▶ _Exercise instructions_
Below are some entries; can you quote all of them exactly?
——
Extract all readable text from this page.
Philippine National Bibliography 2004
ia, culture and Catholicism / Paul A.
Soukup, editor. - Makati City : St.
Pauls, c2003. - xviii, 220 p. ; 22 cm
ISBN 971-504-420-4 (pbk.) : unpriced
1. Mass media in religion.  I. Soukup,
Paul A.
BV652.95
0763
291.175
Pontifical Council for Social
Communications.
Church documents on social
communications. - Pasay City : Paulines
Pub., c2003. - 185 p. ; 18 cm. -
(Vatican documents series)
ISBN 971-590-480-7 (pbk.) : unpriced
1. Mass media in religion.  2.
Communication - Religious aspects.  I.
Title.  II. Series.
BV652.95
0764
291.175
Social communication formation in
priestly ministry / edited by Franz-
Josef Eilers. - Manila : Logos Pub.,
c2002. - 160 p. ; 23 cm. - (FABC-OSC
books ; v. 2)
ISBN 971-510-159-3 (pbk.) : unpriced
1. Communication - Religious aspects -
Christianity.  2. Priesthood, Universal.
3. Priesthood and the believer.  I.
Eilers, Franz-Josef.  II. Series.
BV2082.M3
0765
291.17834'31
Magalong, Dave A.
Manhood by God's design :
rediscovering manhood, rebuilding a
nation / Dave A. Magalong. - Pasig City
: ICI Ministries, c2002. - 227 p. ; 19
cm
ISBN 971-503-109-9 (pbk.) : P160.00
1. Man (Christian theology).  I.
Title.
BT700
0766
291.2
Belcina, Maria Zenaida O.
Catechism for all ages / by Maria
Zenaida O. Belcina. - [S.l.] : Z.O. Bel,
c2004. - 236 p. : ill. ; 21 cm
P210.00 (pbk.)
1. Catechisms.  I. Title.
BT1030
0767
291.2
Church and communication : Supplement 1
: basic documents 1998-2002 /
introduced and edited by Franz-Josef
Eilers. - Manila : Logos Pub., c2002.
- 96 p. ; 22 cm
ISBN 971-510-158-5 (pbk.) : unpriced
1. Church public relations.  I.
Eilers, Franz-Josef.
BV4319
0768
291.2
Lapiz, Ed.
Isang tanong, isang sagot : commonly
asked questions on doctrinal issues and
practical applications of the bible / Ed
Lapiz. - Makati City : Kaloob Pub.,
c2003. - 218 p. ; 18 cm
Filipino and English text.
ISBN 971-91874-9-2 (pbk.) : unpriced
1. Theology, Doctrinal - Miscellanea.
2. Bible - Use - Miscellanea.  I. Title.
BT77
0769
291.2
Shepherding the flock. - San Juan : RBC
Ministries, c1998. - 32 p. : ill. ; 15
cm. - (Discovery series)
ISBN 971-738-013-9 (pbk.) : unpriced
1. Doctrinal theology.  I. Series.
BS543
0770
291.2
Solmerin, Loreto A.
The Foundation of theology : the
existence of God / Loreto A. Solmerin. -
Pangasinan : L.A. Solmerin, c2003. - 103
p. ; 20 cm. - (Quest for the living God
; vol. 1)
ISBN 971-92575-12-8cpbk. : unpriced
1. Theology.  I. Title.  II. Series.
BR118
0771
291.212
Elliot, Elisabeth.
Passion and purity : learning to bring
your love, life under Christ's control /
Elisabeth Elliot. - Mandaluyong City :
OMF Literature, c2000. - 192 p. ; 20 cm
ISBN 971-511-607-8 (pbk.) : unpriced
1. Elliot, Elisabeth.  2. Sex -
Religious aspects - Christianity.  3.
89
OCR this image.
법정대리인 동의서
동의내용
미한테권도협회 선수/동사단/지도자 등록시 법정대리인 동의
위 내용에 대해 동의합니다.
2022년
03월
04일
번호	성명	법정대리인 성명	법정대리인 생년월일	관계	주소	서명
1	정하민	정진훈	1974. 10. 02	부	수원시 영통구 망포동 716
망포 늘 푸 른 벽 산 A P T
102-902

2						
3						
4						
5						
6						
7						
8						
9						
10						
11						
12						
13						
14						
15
——
▶ _The solution_
Extract all readable text from this page.
Philippine National Bibliography 2004
ia, culture and Catholicism / Paul A.
Soukup, editor. - Makati City : St.
Pauls, c2003. - xviii, 220 p. ; 22 cm
ISBN 971-504-420-4 (pbk.) : unpriced
1. Mass media in religion.  I. Soukup,
Paul A.
BV652.95
0763
291.175
Pontifical Council for Social
Communications.
Church documents on social
communications. - Pasay City : Paulines
Pub., c2003. - 185 p. ; 18 cm. -
(Vatican documents series)
ISBN 971-590-480-7 (pbk.) : unpriced
1. Mass media in religion.  2.
Communication - Religious aspects.  I.
Title.  II. Series.
BV652.95
0764
291.175
Social communication formation in
priestly ministry / edited by Franz-
Josef Eilers. - Manila : Logos Pub.,
c2002. - 160 p. ; 23 cm. - (FABC-OSC
books ; v. 2)
ISBN 971-510-159-3 (pbk.) : unpriced
1. Communication - Religious aspects -
Christianity.  2. Priesthood, Universal.
3. Priesthood and the believer.  I.
Eilers, Franz-Josef.  II. Series.
BV2082.M3
0765
291.17834'31
Magalong, Dave A.
Manhood by God's design :
rediscovering manhood, rebuilding a
nation / Dave A. Magalong. - Pasig City
: ICI Ministries, c2002. - 227 p. ; 19
cm
ISBN 971-503-109-9 (pbk.) : P160.00
1. Man (Christian theology).  I.
Title.
BT700
0766
291.2
Belcina, Maria Zenaida O.
Catechism for all ages / by Maria
Zenaida O. Belcina. - [S.l.] : Z.O. Bel,
c2004. - 236 p. : ill. ; 21 cm
P210.00 (pbk.)
1. Catechisms.  I. Title.
BT1030
0767
291.2
Church and communication : Supplement 1
: basic documents 1998-2002 /
introduced and edited by Franz-Josef
Eilers. - Manila : Logos Pub., c2002.
- 96 p. ; 22 cm
ISBN 971-510-158-5 (pbk.) : unpriced
1. Church public relations.  I.
Eilers, Franz-Josef.
BV4319
0768
291.2
Lapiz, Ed.
Isang tanong, isang sagot : commonly
asked questions on doctrinal issues and
practical applications of the bible / Ed
Lapiz. - Makati City : Kaloob Pub.,
c2003. - 218 p. ; 18 cm
Filipino and English text.
ISBN 971-91874-9-2 (pbk.) : unpriced
1. Theology, Doctrinal - Miscellanea.
2. Bible - Use - Miscellanea.  I. Title.
BT77
0769
291.2
Shepherding the flock. - San Juan : RBC
Ministries, c1998. - 32 p. : ill. ; 15
cm. - (Discovery series)
ISBN 971-738-013-9 (pbk.) : unpriced
1. Doctrinal theology.  I. Series.
BS543
0770
291.2
Solmerin, Loreto A.
The Foundation of theology : the
existence of God / Loreto A. Solmerin. -
Pangasinan : L.A. Solmerin, c2003. - 103
p. ; 20 cm. - (Quest for the living God
; vol. 1)
ISBN 971-92575-12-8cpbk. : unpriced
1. Theology.  I. Title.  II. Series.
BR118
0771
291.212
Elliot, Elisabeth.
Passion and purity : learning to bring
your love, life under Christ's control /
Elisabeth Elliot. - Mandaluyong City :
OMF Literature, c2000. - 192 p. ; 20 cm
ISBN 971-511-607-8 (pbk.) : unpriced
1. Elliot, Elisabeth.  2. Sex -
Religious aspects - Christianity.  3.
89
OCR this image.
법정대리인 동의서
동의내용
미한테권도협회 선수/동사단/지도자 등록시 법정대리인 동의
위 내용에 대해 동의합니다.
2022년
03월
04일
번호	성명	법정대리인 성명	법정대리인 생년월일	관계	주소	서명
1	정하민	정진훈	1974. 10. 02	부	수원시 영통구 망포동 716
망포 늘 푸 른 벽 산 A P T
102-902

2						
3						
4						
5						
6						
7						
8						
9						
10						
11						
12						
13						
14						
15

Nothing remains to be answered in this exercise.